## Text excerpt
Poovlar: ~dangerously~ I'm a respected man around here. People will listen.

Briel refrains from shrugging and simply stares.

Briel: I am glad to hear that.

Poovlar: What you're doing is wrong! And somebody has to make a stand.

Briel sighs.

Briel: That's what the court system is for Poovlar.

Alea continues to support Briel, wishing she'd just toss the bum out.

Poovlar: For your money to bribe? Is that how you think it is? [snarls] That won't last forever, Tecton. It won't last forever. Mark my words.

Poovlar: The people have rights too.

Briel: Consider them marked.

Poovlar turns and stalks out.

Poovlar is now known as gone.

Briel turns to Alea.

Clerk finishes rearranging Briel's desk (3 or 4 times) and creeps back out, sitting at her desk as if she'd never been gone.

## Directive 1
In the Briel and Poovlar scene, starting with "Poovlar: For your" and going on through "have rights too.", swap "money" for "gold".
## Directive 2
Extend the Briel and Poovlar scene from the point where it stops.

Element-and-box listings:
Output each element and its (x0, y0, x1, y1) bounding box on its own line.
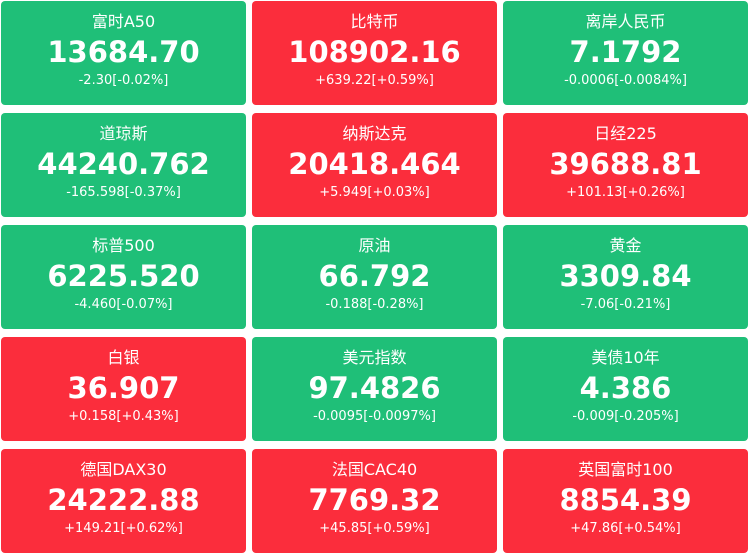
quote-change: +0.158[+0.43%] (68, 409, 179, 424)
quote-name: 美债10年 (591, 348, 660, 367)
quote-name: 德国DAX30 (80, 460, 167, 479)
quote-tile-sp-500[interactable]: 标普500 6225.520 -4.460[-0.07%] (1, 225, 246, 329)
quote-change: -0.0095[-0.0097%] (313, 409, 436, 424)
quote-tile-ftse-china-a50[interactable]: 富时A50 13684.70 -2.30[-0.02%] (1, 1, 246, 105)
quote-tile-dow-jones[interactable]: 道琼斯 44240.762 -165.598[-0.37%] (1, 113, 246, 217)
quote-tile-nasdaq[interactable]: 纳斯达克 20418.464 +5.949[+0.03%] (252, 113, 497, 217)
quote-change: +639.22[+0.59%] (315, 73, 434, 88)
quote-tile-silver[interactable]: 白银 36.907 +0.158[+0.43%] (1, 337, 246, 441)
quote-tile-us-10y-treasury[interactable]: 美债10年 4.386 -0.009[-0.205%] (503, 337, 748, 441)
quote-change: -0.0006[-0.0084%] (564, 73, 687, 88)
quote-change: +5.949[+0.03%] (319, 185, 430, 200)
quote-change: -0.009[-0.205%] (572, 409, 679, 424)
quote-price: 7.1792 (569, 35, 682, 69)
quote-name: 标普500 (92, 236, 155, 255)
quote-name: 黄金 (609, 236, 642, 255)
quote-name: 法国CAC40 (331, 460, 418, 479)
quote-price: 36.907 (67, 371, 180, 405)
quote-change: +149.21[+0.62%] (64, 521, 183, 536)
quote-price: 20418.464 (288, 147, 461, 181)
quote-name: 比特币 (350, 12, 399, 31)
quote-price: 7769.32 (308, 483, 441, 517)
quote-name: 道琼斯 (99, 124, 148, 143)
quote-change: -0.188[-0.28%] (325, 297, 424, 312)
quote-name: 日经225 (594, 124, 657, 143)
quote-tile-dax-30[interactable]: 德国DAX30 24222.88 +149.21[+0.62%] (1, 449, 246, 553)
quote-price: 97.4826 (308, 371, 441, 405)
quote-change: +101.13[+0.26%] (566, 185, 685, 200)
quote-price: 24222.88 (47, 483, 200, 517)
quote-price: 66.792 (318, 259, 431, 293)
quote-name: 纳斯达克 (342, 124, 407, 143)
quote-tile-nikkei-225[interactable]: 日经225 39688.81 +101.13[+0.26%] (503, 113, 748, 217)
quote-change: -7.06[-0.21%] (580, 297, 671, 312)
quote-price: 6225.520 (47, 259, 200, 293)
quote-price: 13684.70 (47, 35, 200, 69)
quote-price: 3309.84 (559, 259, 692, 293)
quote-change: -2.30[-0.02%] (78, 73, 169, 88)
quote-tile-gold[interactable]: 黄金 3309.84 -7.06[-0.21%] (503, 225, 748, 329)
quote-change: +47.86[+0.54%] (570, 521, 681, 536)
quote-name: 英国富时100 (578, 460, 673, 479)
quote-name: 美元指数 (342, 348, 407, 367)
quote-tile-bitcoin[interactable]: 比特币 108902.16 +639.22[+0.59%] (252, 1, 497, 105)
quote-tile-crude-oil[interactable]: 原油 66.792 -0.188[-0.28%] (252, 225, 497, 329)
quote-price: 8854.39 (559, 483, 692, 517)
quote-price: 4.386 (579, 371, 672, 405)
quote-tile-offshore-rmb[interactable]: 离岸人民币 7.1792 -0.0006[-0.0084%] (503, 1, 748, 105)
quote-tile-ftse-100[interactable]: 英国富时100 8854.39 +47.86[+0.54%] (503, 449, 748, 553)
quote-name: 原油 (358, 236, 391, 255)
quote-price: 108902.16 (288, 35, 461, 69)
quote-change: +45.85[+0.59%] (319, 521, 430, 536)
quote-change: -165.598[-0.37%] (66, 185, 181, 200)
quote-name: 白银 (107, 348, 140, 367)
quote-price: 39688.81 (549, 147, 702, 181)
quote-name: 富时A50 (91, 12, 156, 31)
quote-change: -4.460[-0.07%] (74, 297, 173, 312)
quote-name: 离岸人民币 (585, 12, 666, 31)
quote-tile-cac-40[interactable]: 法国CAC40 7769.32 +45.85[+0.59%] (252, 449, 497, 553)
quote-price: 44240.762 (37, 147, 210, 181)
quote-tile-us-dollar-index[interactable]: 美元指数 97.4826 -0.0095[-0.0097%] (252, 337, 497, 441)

## Expected answer 1
Poovlar: For your gold to bribe? Is that how you think it is? [snarls] That won't last forever, Tecton. It won't last forever. Mark my words.

Poovlar: The people have rights too.

## Expected answer 2
Briel: Please warn me if that man steps one foot on this property again.

Briel: [to clerk]

Briel zlins Alea.

Briel: Go have a channel take care of that cheek.

Alea nods.

Alea: Of course, Hajene.

Alea moves off, still shaken

Briel turns back to Clerk.

Clerk looks up at Briel, nose red.

Briel zlins clerk.

Briel: Are you okay?

Briel: Or did he slap you too.

Briel zlins no damage just maybe shattered nerves.

Alea goes off down the hall to find a channel to heal her cheek.

Clerk shakes her head timidly.

Clerk: No... he didn't touch me.

Briel: Do you have any idea what he was so angry about?

Briel: Something I might have missed? Or not been informed about?

Alea makes it halfway down the hall, ducks into the conference room and begins to shake.

Tarsh is now known as Q`

Clerk gulps.

Clerk: Well.. I.. wouldn't presume.. er.

Briel sighs.

Briel: It's okay.

Briel moves forward.

Briel: Just tell me if I have missed something. It's entirely possible[mildly]

Clerk: Well, I know there has been a problem with his... er.. house next door to the school... the changeover school in Eastcove...

Clerk bites her lip.

Clerk: I think Veraik was dealing with it?

Briel: Ah.

Briel: I see.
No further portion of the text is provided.